Output every record word for word.

[Supplied data]
# # #

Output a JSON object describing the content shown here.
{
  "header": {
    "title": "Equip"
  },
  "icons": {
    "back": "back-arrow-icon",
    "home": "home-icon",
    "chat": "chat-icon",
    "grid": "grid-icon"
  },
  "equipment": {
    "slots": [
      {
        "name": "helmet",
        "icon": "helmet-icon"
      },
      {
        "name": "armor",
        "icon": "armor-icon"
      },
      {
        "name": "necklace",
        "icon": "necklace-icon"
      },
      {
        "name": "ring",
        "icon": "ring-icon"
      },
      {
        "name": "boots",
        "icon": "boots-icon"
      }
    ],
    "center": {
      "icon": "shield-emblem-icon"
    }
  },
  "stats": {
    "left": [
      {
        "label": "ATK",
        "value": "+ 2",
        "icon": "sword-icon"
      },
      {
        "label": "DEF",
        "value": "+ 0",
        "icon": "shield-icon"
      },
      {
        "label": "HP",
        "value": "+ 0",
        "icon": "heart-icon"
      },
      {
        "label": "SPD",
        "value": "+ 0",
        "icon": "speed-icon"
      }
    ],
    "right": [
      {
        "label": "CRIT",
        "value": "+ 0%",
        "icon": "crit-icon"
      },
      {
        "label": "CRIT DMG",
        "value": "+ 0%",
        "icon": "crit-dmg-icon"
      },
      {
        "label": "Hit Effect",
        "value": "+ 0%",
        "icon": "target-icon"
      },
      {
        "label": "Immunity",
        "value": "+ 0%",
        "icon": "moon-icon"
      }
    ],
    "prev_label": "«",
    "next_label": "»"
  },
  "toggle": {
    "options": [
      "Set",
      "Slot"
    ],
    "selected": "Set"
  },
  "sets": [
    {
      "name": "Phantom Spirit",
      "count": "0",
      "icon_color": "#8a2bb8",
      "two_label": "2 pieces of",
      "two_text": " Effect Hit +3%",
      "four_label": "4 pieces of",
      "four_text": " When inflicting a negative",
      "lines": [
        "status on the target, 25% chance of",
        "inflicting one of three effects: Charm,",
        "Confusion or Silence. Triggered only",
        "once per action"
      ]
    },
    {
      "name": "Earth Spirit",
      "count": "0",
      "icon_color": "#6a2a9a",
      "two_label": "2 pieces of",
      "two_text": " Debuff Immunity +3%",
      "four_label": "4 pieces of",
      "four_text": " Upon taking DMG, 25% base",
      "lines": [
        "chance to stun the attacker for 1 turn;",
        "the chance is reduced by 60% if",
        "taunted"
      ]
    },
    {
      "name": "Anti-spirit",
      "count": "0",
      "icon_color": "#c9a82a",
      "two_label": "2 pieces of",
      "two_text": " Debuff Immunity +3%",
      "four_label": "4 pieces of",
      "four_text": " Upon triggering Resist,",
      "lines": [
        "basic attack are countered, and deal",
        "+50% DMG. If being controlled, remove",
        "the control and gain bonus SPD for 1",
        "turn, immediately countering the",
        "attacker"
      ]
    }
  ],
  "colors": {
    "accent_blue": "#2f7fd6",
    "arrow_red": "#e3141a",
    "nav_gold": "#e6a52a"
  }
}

# # #

[The answer]
Output a JSON object describing the content shown here.
{
  "header": {
    "title": "Equip"
  },
  "icons": {
    "back": "back-arrow-icon",
    "home": "home-icon",
    "chat": "chat-icon",
    "grid": "grid-icon"
  },
  "equipment": {
    "slots": [
      {
        "name": "helmet",
        "icon": "helmet-icon"
      },
      {
        "name": "armor",
        "icon": "armor-icon"
      },
      {
        "name": "necklace",
        "icon": "necklace-icon"
      },
      {
        "name": "ring",
        "icon": "ring-icon"
      },
      {
        "name": "boots",
        "icon": "boots-icon"
      }
    ],
    "center": {
      "icon": "shield-emblem-icon"
    }
  },
  "stats": {
    "left": [
      {
        "label": "ATK",
        "value": "+ 2",
        "icon": "sword-icon"
      },
      {
        "label": "DEF",
        "value": "+ 0",
        "icon": "shield-icon"
      },
      {
        "label": "HP",
        "value": "+ 0",
        "icon": "heart-icon"
      },
      {
        "label": "SPD",
        "value": "+ 0",
        "icon": "speed-icon"
      }
    ],
    "right": [
      {
        "label": "CRIT",
        "value": "+ 0%",
        "icon": "crit-icon"
      },
      {
        "label": "CRIT DMG",
        "value": "+ 0%",
        "icon": "crit-dmg-icon"
      },
      {
        "label": "Hit Effect",
        "value": "+ 0%",
        "icon": "target-icon"
      },
      {
        "label": "Immunity",
        "value": "+ 0%",
        "icon": "moon-icon"
      }
    ],
    "prev_label": "«",
    "next_label": "»"
  },
  "toggle": {
    "options": [
      "Set",
      "Slot"
    ],
    "selected": "Set"
  },
  "sets": [
    {
      "name": "Phantom Spirit",
      "count": "0",
      "icon_color": "#8a2bb8",
      "two_label": "2 pieces of",
      "two_text": " Effect Hit +3%",
      "four_label": "4 pieces of",
      "four_text": " When inflicting a negative",
      "lines": [
        "status on the target, 25% chance of",
        "inflicting one of three effects: Charm,",
        "Confusion or Silence. Triggered only",
        "once per action"
      ]
    },
    {
      "name": "Earth Spirit",
      "count": "0",
      "icon_color": "#6a2a9a",
      "two_label": "2 pieces of",
      "two_text": " Debuff Immunity +3%",
      "four_label": "4 pieces of",
      "four_text": " Upon taking DMG, 25% base",
      "lines": [
        "chance to stun the attacker for 1 turn;",
        "the chance is reduced by 60% if",
        "taunted"
      ]
    },
    {
      "name": "Anti-spirit",
      "count": "0",
      "icon_color": "#c9a82a",
      "two_label": "2 pieces of",
      "two_text": " Debuff Immunity +3%",
      "four_label": "4 pieces of",
      "four_text": " Upon triggering Resist,",
      "lines": [
        "basic attack are countered, and deal",
        "+50% DMG. If being controlled, remove",
        "the control and gain bonus SPD for 1",
        "turn, immediately countering the",
        "attacker"
      ]
    }
  ],
  "colors": {
    "accent_blue": "#2f7fd6",
    "arrow_red": "#e3141a",
    "nav_gold": "#e6a52a"
  }
}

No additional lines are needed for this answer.